**Your task:**
Each line containing the word "Määritelmä" should be found and copied.

**Input rows:**
———

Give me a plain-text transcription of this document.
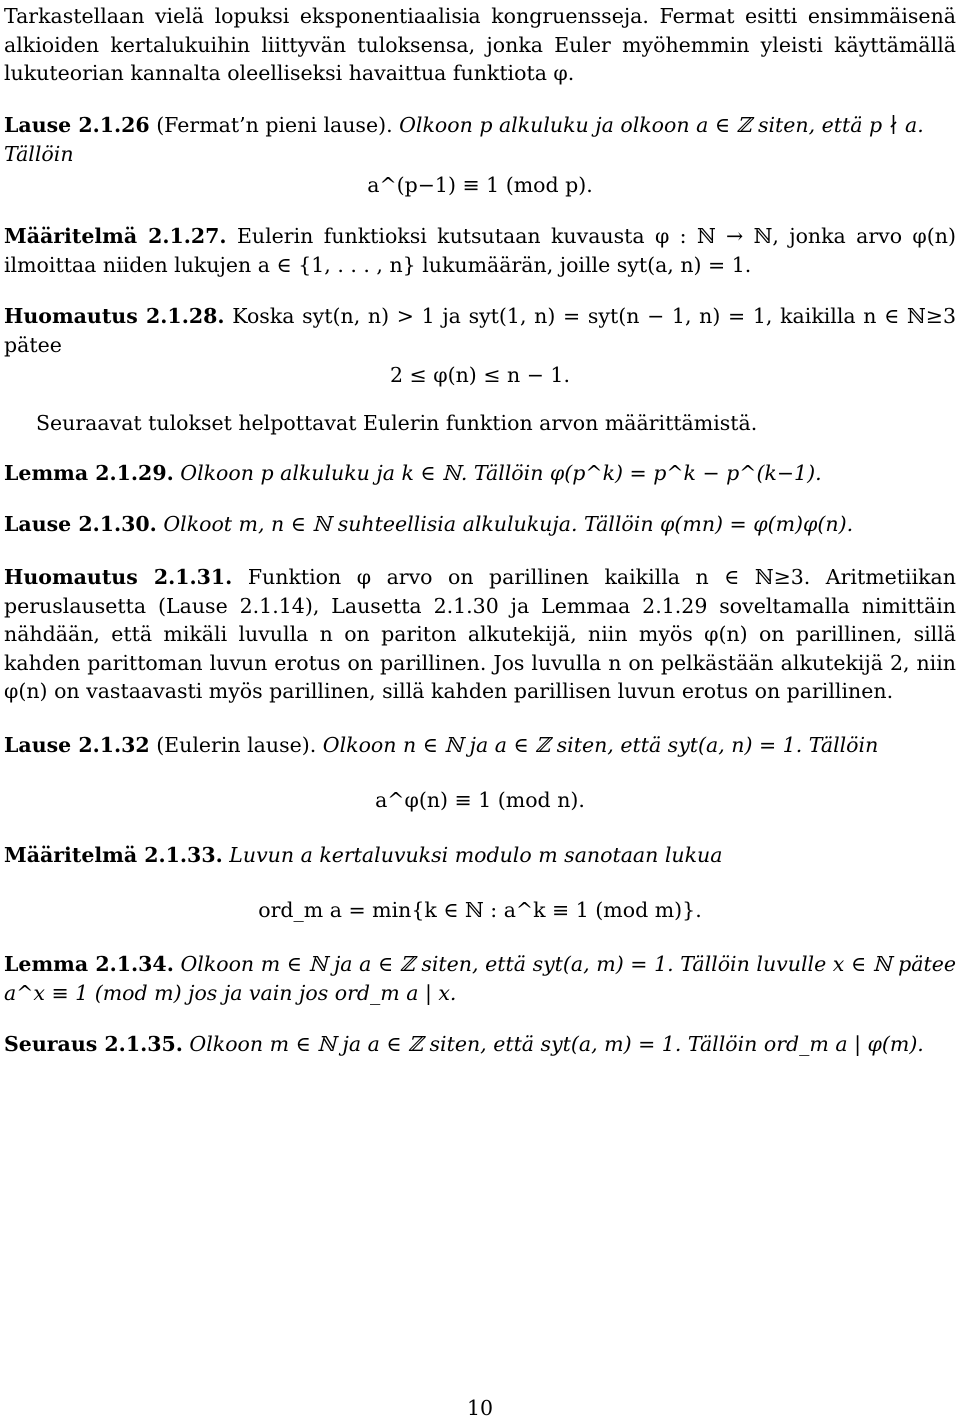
Tarkastellaan vielä lopuksi eksponentiaalisia kongruensseja. Fermat esitti ensimmäisenä alkioiden kertalukuihin liittyvän tuloksensa, jonka Euler myöhemmin yleisti käyttämällä lukuteorian kannalta oleelliseksi havaittua funktiota φ.

Lause 2.1.26 (Fermat’n pieni lause). Olkoon p alkuluku ja olkoon a ∈ ℤ siten, että p ∤ a. Tällöin

a^(p−1) ≡ 1 (mod p).

Määritelmä 2.1.27. Eulerin funktioksi kutsutaan kuvausta φ : ℕ → ℕ, jonka arvo φ(n) ilmoittaa niiden lukujen a ∈ {1, . . . , n} lukumäärän, joille syt(a, n) = 1.

Huomautus 2.1.28. Koska syt(n, n) > 1 ja syt(1, n) = syt(n − 1, n) = 1, kaikilla n ∈ ℕ≥3 pätee

2 ≤ φ(n) ≤ n − 1.

Seuraavat tulokset helpottavat Eulerin funktion arvon määrittämistä.

Lemma 2.1.29. Olkoon p alkuluku ja k ∈ ℕ. Tällöin φ(p^k) = p^k − p^(k−1).

Lause 2.1.30. Olkoot m, n ∈ ℕ suhteellisia alkulukuja. Tällöin φ(mn) = φ(m)φ(n).

Huomautus 2.1.31. Funktion φ arvo on parillinen kaikilla n ∈ ℕ≥3. Aritmetiikan peruslausetta (Lause 2.1.14), Lausetta 2.1.30 ja Lemmaa 2.1.29 soveltamalla nimittäin nähdään, että mikäli luvulla n on pariton alkutekijä, niin myös φ(n) on parillinen, sillä kahden parittoman luvun erotus on parillinen. Jos luvulla n on pelkästään alkutekijä 2, niin φ(n) on vastaavasti myös parillinen, sillä kahden parillisen luvun erotus on parillinen.

Lause 2.1.32 (Eulerin lause). Olkoon n ∈ ℕ ja a ∈ ℤ siten, että syt(a, n) = 1. Tällöin

a^φ(n) ≡ 1 (mod n).

Määritelmä 2.1.33. Luvun a kertaluvuksi modulo m sanotaan lukua

ord_m a = min{k ∈ ℕ : a^k ≡ 1 (mod m)}.

Lemma 2.1.34. Olkoon m ∈ ℕ ja a ∈ ℤ siten, että syt(a, m) = 1. Tällöin luvulle x ∈ ℕ pätee a^x ≡ 1 (mod m) jos ja vain jos ord_m a | x.

Seuraus 2.1.35. Olkoon m ∈ ℕ ja a ∈ ℤ siten, että syt(a, m) = 1. Tällöin ord_m a | φ(m).

10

———

**Written reply:**
Määritelmä 2.1.27. Eulerin funktioksi kutsutaan kuvausta φ : ℕ → ℕ, jonka arvo φ(n) ilmoittaa niiden lukujen a ∈ {1, . . . , n} lukumäärän, joille syt(a, n) = 1.
Määritelmä 2.1.33. Luvun a kertaluvuksi modulo m sanotaan lukua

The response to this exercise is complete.